*What is required*
Select every line below containing the word "subtitle".

-- Start --

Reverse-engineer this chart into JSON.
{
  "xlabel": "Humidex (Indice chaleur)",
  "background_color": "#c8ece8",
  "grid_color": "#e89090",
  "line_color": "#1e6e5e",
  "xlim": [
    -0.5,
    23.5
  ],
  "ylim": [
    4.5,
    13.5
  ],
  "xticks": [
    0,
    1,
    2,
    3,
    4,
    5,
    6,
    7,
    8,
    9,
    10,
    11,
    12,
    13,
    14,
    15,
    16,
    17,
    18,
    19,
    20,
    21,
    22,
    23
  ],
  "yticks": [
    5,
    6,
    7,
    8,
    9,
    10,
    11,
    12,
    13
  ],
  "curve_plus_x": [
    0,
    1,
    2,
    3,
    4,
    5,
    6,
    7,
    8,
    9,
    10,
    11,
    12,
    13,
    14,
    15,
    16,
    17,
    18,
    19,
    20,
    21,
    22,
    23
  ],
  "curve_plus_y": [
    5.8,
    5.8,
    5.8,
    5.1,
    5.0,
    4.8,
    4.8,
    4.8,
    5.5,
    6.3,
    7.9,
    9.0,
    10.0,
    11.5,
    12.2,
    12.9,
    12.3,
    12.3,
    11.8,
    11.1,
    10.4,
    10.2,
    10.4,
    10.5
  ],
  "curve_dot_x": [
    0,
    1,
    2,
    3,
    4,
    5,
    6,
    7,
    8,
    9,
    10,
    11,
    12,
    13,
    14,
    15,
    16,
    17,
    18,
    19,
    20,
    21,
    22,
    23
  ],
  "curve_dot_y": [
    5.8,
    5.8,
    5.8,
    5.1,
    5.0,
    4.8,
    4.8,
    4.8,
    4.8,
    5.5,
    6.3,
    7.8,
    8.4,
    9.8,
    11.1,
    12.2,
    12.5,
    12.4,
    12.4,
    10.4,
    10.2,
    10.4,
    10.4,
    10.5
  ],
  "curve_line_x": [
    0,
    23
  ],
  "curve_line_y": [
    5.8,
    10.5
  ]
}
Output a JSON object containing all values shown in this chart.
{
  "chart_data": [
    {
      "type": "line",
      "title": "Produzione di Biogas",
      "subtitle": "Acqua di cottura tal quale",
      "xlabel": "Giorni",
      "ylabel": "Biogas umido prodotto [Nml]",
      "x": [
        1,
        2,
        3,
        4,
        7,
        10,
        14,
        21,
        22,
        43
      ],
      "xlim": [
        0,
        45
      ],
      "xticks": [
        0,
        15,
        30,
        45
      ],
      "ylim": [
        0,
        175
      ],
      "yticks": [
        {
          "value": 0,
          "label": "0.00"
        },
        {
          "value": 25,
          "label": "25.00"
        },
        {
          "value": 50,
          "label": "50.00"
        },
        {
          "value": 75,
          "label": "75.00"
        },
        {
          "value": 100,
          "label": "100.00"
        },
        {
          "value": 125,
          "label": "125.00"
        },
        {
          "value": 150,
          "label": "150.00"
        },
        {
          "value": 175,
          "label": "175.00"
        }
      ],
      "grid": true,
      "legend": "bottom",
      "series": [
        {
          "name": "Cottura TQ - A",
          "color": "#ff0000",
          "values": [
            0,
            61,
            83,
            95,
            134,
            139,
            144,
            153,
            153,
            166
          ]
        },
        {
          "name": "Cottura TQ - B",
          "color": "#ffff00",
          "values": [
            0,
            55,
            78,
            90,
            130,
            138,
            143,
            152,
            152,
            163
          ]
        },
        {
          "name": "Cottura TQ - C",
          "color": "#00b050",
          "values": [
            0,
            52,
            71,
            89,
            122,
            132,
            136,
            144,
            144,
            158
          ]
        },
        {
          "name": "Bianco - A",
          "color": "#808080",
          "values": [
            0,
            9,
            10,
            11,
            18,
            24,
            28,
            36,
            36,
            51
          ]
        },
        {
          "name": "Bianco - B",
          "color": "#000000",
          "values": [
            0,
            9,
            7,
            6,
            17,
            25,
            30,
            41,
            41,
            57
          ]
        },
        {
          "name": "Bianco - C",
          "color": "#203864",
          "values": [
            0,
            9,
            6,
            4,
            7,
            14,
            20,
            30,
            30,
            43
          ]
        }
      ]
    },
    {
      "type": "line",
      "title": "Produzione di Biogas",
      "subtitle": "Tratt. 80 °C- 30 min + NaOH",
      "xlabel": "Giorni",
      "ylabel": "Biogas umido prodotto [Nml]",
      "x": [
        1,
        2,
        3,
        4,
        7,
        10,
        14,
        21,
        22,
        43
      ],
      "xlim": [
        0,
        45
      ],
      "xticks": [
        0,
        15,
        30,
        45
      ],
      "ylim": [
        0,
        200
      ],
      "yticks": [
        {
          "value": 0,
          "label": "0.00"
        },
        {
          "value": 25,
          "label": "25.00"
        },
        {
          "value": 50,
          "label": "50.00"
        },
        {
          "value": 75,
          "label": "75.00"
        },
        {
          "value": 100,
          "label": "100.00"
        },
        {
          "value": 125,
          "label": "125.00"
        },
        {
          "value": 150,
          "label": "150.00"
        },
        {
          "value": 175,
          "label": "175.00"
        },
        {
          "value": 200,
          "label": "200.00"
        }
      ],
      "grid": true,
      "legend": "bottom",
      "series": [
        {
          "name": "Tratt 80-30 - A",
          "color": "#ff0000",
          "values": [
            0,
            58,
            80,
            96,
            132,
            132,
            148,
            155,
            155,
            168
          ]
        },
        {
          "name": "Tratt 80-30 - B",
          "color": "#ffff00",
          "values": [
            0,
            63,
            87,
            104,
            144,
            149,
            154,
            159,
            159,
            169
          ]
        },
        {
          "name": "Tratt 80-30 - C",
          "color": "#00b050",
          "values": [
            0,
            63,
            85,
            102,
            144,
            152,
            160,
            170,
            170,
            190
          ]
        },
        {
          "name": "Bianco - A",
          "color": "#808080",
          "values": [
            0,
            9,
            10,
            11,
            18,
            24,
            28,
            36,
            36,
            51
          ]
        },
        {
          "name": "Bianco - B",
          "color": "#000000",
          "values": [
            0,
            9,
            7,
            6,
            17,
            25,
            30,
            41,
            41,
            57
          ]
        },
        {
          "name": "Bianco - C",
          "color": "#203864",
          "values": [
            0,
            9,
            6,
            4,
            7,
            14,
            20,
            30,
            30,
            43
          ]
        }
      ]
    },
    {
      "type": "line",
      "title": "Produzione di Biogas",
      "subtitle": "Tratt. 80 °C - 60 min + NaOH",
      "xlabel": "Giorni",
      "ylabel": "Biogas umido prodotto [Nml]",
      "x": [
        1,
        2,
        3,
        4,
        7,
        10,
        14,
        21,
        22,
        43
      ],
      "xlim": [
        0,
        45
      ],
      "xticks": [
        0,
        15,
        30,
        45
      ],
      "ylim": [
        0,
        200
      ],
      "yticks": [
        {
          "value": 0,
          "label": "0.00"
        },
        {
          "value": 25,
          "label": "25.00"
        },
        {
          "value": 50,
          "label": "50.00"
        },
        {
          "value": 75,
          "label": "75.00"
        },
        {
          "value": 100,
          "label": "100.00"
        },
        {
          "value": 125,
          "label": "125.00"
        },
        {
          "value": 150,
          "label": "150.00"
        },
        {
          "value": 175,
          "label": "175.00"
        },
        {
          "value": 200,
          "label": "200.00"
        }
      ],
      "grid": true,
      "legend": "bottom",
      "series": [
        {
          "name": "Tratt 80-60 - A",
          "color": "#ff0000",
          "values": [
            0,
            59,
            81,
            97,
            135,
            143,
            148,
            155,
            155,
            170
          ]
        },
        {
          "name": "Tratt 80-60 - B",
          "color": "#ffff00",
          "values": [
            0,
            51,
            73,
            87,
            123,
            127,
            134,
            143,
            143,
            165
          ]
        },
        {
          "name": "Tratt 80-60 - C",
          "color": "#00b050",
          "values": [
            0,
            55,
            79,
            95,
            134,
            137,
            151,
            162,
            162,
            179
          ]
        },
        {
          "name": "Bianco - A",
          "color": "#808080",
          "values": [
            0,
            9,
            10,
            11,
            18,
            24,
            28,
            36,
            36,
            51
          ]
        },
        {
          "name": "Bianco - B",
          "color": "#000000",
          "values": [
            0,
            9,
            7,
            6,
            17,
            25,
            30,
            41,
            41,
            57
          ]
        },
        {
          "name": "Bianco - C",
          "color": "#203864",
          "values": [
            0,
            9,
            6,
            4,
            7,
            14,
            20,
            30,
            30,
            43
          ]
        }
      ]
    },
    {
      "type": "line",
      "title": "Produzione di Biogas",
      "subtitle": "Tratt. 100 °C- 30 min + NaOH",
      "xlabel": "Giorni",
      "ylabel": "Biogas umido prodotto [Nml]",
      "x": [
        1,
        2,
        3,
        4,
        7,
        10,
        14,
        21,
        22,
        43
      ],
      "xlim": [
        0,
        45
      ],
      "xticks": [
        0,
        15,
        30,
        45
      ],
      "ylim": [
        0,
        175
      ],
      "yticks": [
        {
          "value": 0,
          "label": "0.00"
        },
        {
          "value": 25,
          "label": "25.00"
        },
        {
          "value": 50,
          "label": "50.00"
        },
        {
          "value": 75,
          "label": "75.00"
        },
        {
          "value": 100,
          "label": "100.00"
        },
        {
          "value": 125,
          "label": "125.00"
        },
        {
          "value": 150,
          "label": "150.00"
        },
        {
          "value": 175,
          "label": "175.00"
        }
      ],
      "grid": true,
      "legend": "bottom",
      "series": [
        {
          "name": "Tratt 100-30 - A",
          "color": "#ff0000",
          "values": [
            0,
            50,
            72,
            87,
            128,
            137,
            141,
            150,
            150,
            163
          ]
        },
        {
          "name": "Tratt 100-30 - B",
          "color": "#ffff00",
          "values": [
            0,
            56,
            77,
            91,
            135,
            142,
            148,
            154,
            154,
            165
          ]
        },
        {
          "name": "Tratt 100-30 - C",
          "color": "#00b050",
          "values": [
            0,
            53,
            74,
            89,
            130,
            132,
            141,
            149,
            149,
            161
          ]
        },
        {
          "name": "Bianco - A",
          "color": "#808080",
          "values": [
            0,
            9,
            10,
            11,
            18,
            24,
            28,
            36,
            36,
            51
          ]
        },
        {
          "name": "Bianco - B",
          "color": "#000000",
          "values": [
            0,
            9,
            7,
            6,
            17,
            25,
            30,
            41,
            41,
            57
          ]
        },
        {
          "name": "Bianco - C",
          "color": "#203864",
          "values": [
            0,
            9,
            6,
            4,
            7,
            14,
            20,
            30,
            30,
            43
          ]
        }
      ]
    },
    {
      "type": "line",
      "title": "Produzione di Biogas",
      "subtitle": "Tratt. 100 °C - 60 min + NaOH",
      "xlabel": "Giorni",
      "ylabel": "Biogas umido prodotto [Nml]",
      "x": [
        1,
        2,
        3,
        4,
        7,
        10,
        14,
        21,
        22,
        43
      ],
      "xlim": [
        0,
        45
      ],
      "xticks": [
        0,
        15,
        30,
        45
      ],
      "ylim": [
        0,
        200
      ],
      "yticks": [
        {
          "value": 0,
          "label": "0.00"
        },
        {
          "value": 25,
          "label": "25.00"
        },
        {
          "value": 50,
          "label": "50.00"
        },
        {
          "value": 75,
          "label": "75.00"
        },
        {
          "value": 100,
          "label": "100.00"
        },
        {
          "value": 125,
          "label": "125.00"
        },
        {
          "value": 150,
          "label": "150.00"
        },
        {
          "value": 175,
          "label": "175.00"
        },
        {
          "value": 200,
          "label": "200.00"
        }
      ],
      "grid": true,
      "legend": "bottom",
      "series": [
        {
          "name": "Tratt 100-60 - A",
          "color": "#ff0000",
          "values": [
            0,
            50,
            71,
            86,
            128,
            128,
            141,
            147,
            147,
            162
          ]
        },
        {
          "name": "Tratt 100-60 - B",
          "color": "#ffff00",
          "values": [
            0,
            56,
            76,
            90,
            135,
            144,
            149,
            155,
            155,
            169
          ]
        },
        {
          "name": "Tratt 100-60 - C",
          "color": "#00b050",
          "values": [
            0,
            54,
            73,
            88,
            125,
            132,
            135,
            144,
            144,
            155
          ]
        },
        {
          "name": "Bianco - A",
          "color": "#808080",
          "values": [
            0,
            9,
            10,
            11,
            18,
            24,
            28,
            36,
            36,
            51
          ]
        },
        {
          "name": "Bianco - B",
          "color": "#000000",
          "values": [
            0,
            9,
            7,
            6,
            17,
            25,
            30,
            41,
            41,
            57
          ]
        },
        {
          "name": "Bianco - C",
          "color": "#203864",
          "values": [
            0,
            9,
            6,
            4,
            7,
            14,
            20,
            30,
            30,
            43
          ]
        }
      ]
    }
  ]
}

-- End --

*Full solution*
      "subtitle": "Acqua di cottura tal quale",
      "subtitle": "Tratt. 80 °C- 30 min + NaOH",
      "subtitle": "Tratt. 80 °C - 60 min + NaOH",
      "subtitle": "Tratt. 100 °C- 30 min + NaOH",
      "subtitle": "Tratt. 100 °C - 60 min + NaOH",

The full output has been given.